Identify the lines containing the word "JSON". Copy each one.

==== Data section

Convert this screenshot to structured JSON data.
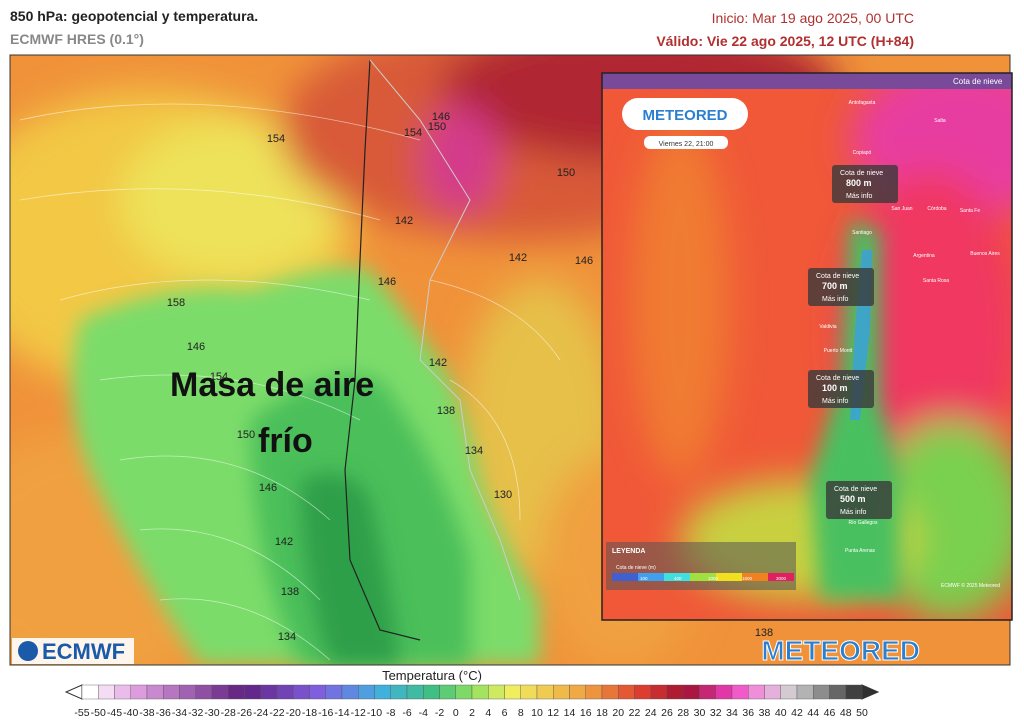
{
  "header": {
    "title": "850 hPa: geopotencial y temperatura.",
    "model": "ECMWF HRES (0.1°)",
    "init": "Inicio: Mar 19 ago 2025, 00 UTC",
    "valid": "Válido: Vie 22 ago 2025, 12 UTC (H+84)"
  },
  "map": {
    "annotation_line1": "Masa de aire",
    "annotation_line2": "frío",
    "contour_labels": [
      "154",
      "154",
      "150",
      "146",
      "150",
      "142",
      "142",
      "146",
      "146",
      "158",
      "154",
      "150",
      "146",
      "142",
      "138",
      "134",
      "142",
      "138",
      "134",
      "130",
      "138",
      "146"
    ],
    "logo_left": "ECMWF",
    "logo_right": "METEORED"
  },
  "inset": {
    "header": "Cota de nieve",
    "logo": "METEORED",
    "time": "Viernes 22, 21:00",
    "popups": [
      {
        "title": "Cota de nieve",
        "value": "800 m",
        "link": "Más info"
      },
      {
        "title": "Cota de nieve",
        "value": "700 m",
        "link": "Más info"
      },
      {
        "title": "Cota de nieve",
        "value": "100 m",
        "link": "Más info"
      },
      {
        "title": "Cota de nieve",
        "value": "500 m",
        "link": "Más info"
      }
    ],
    "cities": [
      "Antofagasta",
      "Salta",
      "Copiapó",
      "Córdoba",
      "San Juan",
      "Santiago",
      "Santa Fe",
      "Buenos Aires",
      "Argentina",
      "Santa Rosa",
      "Valdivia",
      "Puerto Montt",
      "Río Gallegos",
      "Punta Arenas"
    ],
    "legend_title": "LEYENDA",
    "legend_subtitle": "Cota de nieve (m)",
    "legend_ticks": [
      "100",
      "400",
      "1000",
      "1600",
      "3000"
    ],
    "credit": "ECMWF © 2025 Meteored"
  },
  "colorbar": {
    "title": "Temperatura (°C)",
    "labels": [
      -55,
      -50,
      -45,
      -40,
      -38,
      -36,
      -34,
      -32,
      -30,
      -28,
      -26,
      -24,
      -22,
      -20,
      -18,
      -16,
      -14,
      -12,
      -10,
      -8,
      -6,
      -4,
      -2,
      0,
      2,
      4,
      6,
      8,
      10,
      12,
      14,
      16,
      18,
      20,
      22,
      24,
      26,
      28,
      30,
      32,
      34,
      36,
      38,
      40,
      42,
      44,
      46,
      48,
      50
    ]
  }
}
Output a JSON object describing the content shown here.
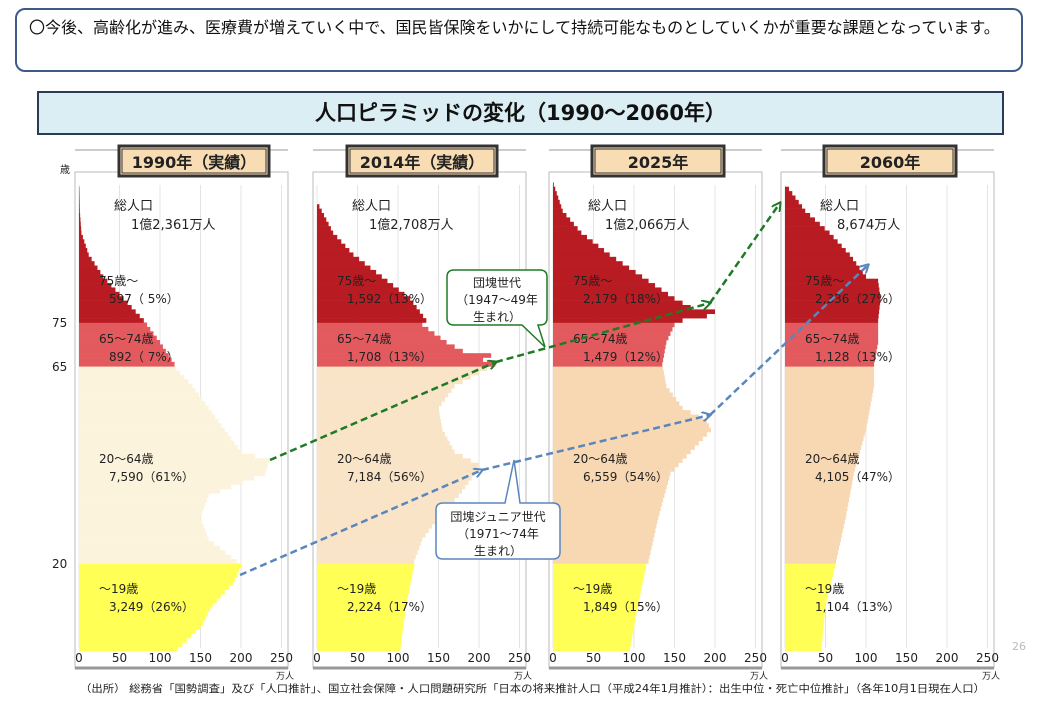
{
  "note": "〇今後、高齢化が進み、医療費が増えていく中で、国民皆保険をいかにして持続可能なものとしていくかが重要な課題となっています。",
  "title": "人口ピラミッドの変化（1990〜2060年）",
  "source": "（出所） 総務省「国勢調査」及び「人口推計」、国立社会保障・人口問題研究所「日本の将来推計人口（平成24年1月推計）：出生中位・死亡中位推計」（各年10月1日現在人口）",
  "page_number": "26",
  "chart_data": {
    "type": "bar",
    "orientation": "horizontal",
    "y_axis_label": "歳",
    "y_ticks": [
      "75",
      "65",
      "20"
    ],
    "x_ticks": [
      "0",
      "50",
      "100",
      "150",
      "200",
      "250"
    ],
    "x_unit": "万人",
    "xlim": [
      0,
      250
    ],
    "colors": {
      "age75plus": "#b81c22",
      "age65_74": "#e25a5e",
      "age20_64_1990": "#fcf3dc",
      "age20_64_2014": "#f9e4c8",
      "age20_64_later": "#f8d8b2",
      "age0_19": "#ffff55",
      "baby_boom_arrow": "#1e7a24",
      "junior_arrow": "#5a86bd"
    },
    "panels": [
      {
        "year": "1990年（実績）",
        "total_label": "総人口",
        "total": "1億2,361万人",
        "groups": [
          {
            "label": "75歳〜",
            "value": "597（ 5%）"
          },
          {
            "label": "65〜74歳",
            "value": "892（ 7%）"
          },
          {
            "label": "20〜64歳",
            "value": "7,590（61%）"
          },
          {
            "label": "〜19歳",
            "value": "3,249（26%）"
          }
        ],
        "profile": [
          [
            0,
            122
          ],
          [
            5,
            150
          ],
          [
            10,
            165
          ],
          [
            15,
            190
          ],
          [
            19,
            200
          ],
          [
            20,
            195
          ],
          [
            25,
            160
          ],
          [
            30,
            150
          ],
          [
            35,
            160
          ],
          [
            40,
            230
          ],
          [
            43,
            235
          ],
          [
            45,
            200
          ],
          [
            50,
            180
          ],
          [
            55,
            160
          ],
          [
            60,
            140
          ],
          [
            64,
            120
          ],
          [
            65,
            118
          ],
          [
            70,
            100
          ],
          [
            75,
            80
          ],
          [
            80,
            55
          ],
          [
            85,
            30
          ],
          [
            90,
            12
          ],
          [
            95,
            3
          ],
          [
            100,
            1
          ],
          [
            105,
            0.5
          ]
        ]
      },
      {
        "year": "2014年（実績）",
        "total_label": "総人口",
        "total": "1億2,708万人",
        "groups": [
          {
            "label": "75歳〜",
            "value": "1,592（13%）"
          },
          {
            "label": "65〜74歳",
            "value": "1,708（13%）"
          },
          {
            "label": "20〜64歳",
            "value": "7,184（56%）"
          },
          {
            "label": "〜19歳",
            "value": "2,224（17%）"
          }
        ],
        "profile": [
          [
            0,
            103
          ],
          [
            10,
            110
          ],
          [
            19,
            120
          ],
          [
            20,
            120
          ],
          [
            25,
            130
          ],
          [
            30,
            150
          ],
          [
            35,
            175
          ],
          [
            40,
            195
          ],
          [
            42,
            200
          ],
          [
            45,
            170
          ],
          [
            50,
            155
          ],
          [
            55,
            150
          ],
          [
            60,
            170
          ],
          [
            64,
            210
          ],
          [
            65,
            220
          ],
          [
            66,
            205
          ],
          [
            67,
            215
          ],
          [
            68,
            180
          ],
          [
            70,
            160
          ],
          [
            74,
            130
          ],
          [
            75,
            135
          ],
          [
            80,
            115
          ],
          [
            85,
            80
          ],
          [
            90,
            45
          ],
          [
            95,
            20
          ],
          [
            101,
            3
          ]
        ]
      },
      {
        "year": "2025年",
        "total_label": "総人口",
        "total": "1億2,066万人",
        "groups": [
          {
            "label": "75歳〜",
            "value": "2,179（18%）"
          },
          {
            "label": "65〜74歳",
            "value": "1,479（12%）"
          },
          {
            "label": "20〜64歳",
            "value": "6,559（54%）"
          },
          {
            "label": "〜19歳",
            "value": "1,849（15%）"
          }
        ],
        "profile": [
          [
            0,
            95
          ],
          [
            10,
            105
          ],
          [
            19,
            115
          ],
          [
            20,
            118
          ],
          [
            30,
            130
          ],
          [
            40,
            145
          ],
          [
            45,
            170
          ],
          [
            50,
            195
          ],
          [
            52,
            190
          ],
          [
            55,
            160
          ],
          [
            60,
            140
          ],
          [
            65,
            135
          ],
          [
            70,
            140
          ],
          [
            74,
            150
          ],
          [
            75,
            160
          ],
          [
            76,
            190
          ],
          [
            77,
            200
          ],
          [
            78,
            170
          ],
          [
            80,
            150
          ],
          [
            85,
            110
          ],
          [
            90,
            70
          ],
          [
            95,
            35
          ],
          [
            100,
            12
          ],
          [
            106,
            1
          ]
        ]
      },
      {
        "year": "2060年",
        "total_label": "総人口",
        "total": "8,674万人",
        "groups": [
          {
            "label": "75歳〜",
            "value": "2,336（27%）"
          },
          {
            "label": "65〜74歳",
            "value": "1,128（13%）"
          },
          {
            "label": "20〜64歳",
            "value": "4,105（47%）"
          },
          {
            "label": "〜19歳",
            "value": "1,104（13%）"
          }
        ],
        "profile": [
          [
            0,
            45
          ],
          [
            10,
            50
          ],
          [
            19,
            62
          ],
          [
            20,
            63
          ],
          [
            30,
            75
          ],
          [
            40,
            85
          ],
          [
            50,
            100
          ],
          [
            60,
            110
          ],
          [
            65,
            110
          ],
          [
            70,
            115
          ],
          [
            75,
            115
          ],
          [
            80,
            118
          ],
          [
            84,
            115
          ],
          [
            85,
            100
          ],
          [
            90,
            80
          ],
          [
            95,
            55
          ],
          [
            100,
            25
          ],
          [
            105,
            5
          ]
        ]
      }
    ],
    "callouts": [
      {
        "name": "baby-boom",
        "lines": [
          "団塊世代",
          "（1947〜49年",
          "生まれ）"
        ]
      },
      {
        "name": "junior",
        "lines": [
          "団塊ジュニア世代",
          "（1971〜74年",
          "生まれ）"
        ]
      }
    ]
  }
}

========

» Exercise answer:
Convert this screenshot to structured JSON data.
Output a JSON object describing the content shown here.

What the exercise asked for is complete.